▶ _Task to carry out_
An exact copy of all the data is required, with pictures left out.

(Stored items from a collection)
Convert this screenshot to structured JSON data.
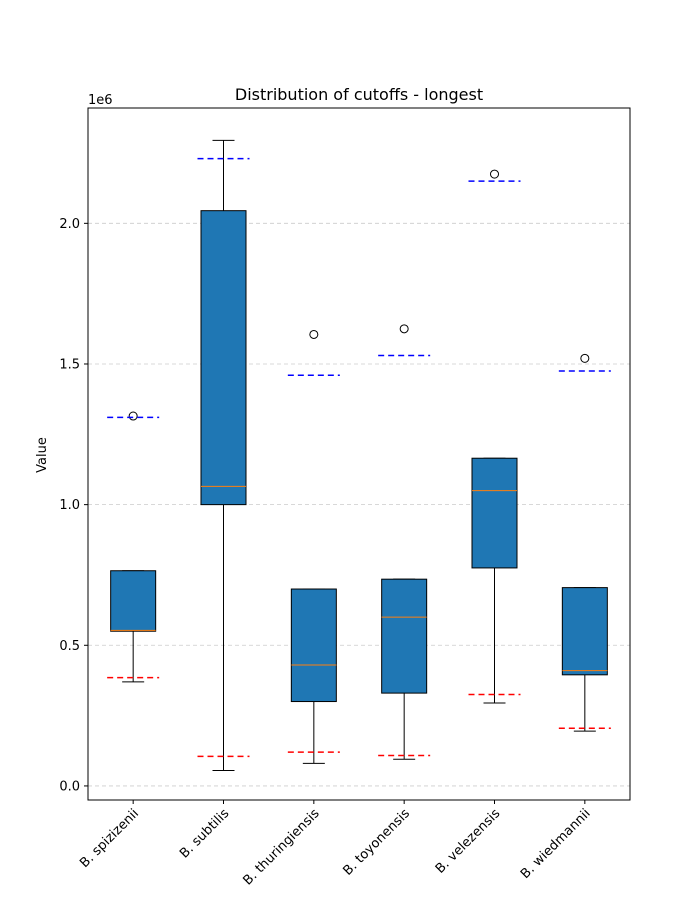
{
  "chart_data": {
    "type": "box",
    "title": "Distribution of cutoffs - longest",
    "xlabel": "",
    "ylabel": "Value",
    "scale_label": "1e6",
    "ylim": [
      -50000,
      2410000
    ],
    "yticks": [
      0,
      500000,
      1000000,
      1500000,
      2000000
    ],
    "ytick_labels": [
      "0.0",
      "0.5",
      "1.0",
      "1.5",
      "2.0"
    ],
    "grid": "horizontal dashed",
    "box_color": "#1f77b4",
    "median_color": "#ff7f0e",
    "upper_ref_color": "#0000ff",
    "lower_ref_color": "#ff0000",
    "categories": [
      "B. spizizenii",
      "B. subtilis",
      "B. thuringiensis",
      "B. toyonensis",
      "B. velezensis",
      "B. wiedmannii"
    ],
    "boxes": [
      {
        "whisker_low": 370000,
        "q1": 550000,
        "median": 553000,
        "q3": 765000,
        "whisker_high": 765000,
        "outliers": [
          1315000
        ],
        "upper_ref": 1310000,
        "lower_ref": 385000
      },
      {
        "whisker_low": 55000,
        "q1": 1000000,
        "median": 1065000,
        "q3": 2045000,
        "whisker_high": 2295000,
        "outliers": [],
        "upper_ref": 2230000,
        "lower_ref": 105000
      },
      {
        "whisker_low": 80000,
        "q1": 300000,
        "median": 430000,
        "q3": 700000,
        "whisker_high": 700000,
        "outliers": [
          1605000
        ],
        "upper_ref": 1460000,
        "lower_ref": 120000
      },
      {
        "whisker_low": 95000,
        "q1": 330000,
        "median": 600000,
        "q3": 735000,
        "whisker_high": 735000,
        "outliers": [
          1625000
        ],
        "upper_ref": 1530000,
        "lower_ref": 108000
      },
      {
        "whisker_low": 295000,
        "q1": 775000,
        "median": 1050000,
        "q3": 1165000,
        "whisker_high": 1165000,
        "outliers": [
          2175000
        ],
        "upper_ref": 2150000,
        "lower_ref": 325000
      },
      {
        "whisker_low": 195000,
        "q1": 395000,
        "median": 410000,
        "q3": 705000,
        "whisker_high": 705000,
        "outliers": [
          1520000
        ],
        "upper_ref": 1475000,
        "lower_ref": 205000
      }
    ]
  }
}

▶ _Task solution_
Convert this screenshot to structured JSON data.
{
  "chart_data": {
    "type": "box",
    "title": "Distribution of cutoffs - longest",
    "xlabel": "",
    "ylabel": "Value",
    "scale_label": "1e6",
    "ylim": [
      -50000,
      2410000
    ],
    "yticks": [
      0,
      500000,
      1000000,
      1500000,
      2000000
    ],
    "ytick_labels": [
      "0.0",
      "0.5",
      "1.0",
      "1.5",
      "2.0"
    ],
    "grid": "horizontal dashed",
    "box_color": "#1f77b4",
    "median_color": "#ff7f0e",
    "upper_ref_color": "#0000ff",
    "lower_ref_color": "#ff0000",
    "categories": [
      "B. spizizenii",
      "B. subtilis",
      "B. thuringiensis",
      "B. toyonensis",
      "B. velezensis",
      "B. wiedmannii"
    ],
    "boxes": [
      {
        "whisker_low": 370000,
        "q1": 550000,
        "median": 553000,
        "q3": 765000,
        "whisker_high": 765000,
        "outliers": [
          1315000
        ],
        "upper_ref": 1310000,
        "lower_ref": 385000
      },
      {
        "whisker_low": 55000,
        "q1": 1000000,
        "median": 1065000,
        "q3": 2045000,
        "whisker_high": 2295000,
        "outliers": [],
        "upper_ref": 2230000,
        "lower_ref": 105000
      },
      {
        "whisker_low": 80000,
        "q1": 300000,
        "median": 430000,
        "q3": 700000,
        "whisker_high": 700000,
        "outliers": [
          1605000
        ],
        "upper_ref": 1460000,
        "lower_ref": 120000
      },
      {
        "whisker_low": 95000,
        "q1": 330000,
        "median": 600000,
        "q3": 735000,
        "whisker_high": 735000,
        "outliers": [
          1625000
        ],
        "upper_ref": 1530000,
        "lower_ref": 108000
      },
      {
        "whisker_low": 295000,
        "q1": 775000,
        "median": 1050000,
        "q3": 1165000,
        "whisker_high": 1165000,
        "outliers": [
          2175000
        ],
        "upper_ref": 2150000,
        "lower_ref": 325000
      },
      {
        "whisker_low": 195000,
        "q1": 395000,
        "median": 410000,
        "q3": 705000,
        "whisker_high": 705000,
        "outliers": [
          1520000
        ],
        "upper_ref": 1475000,
        "lower_ref": 205000
      }
    ]
  }
}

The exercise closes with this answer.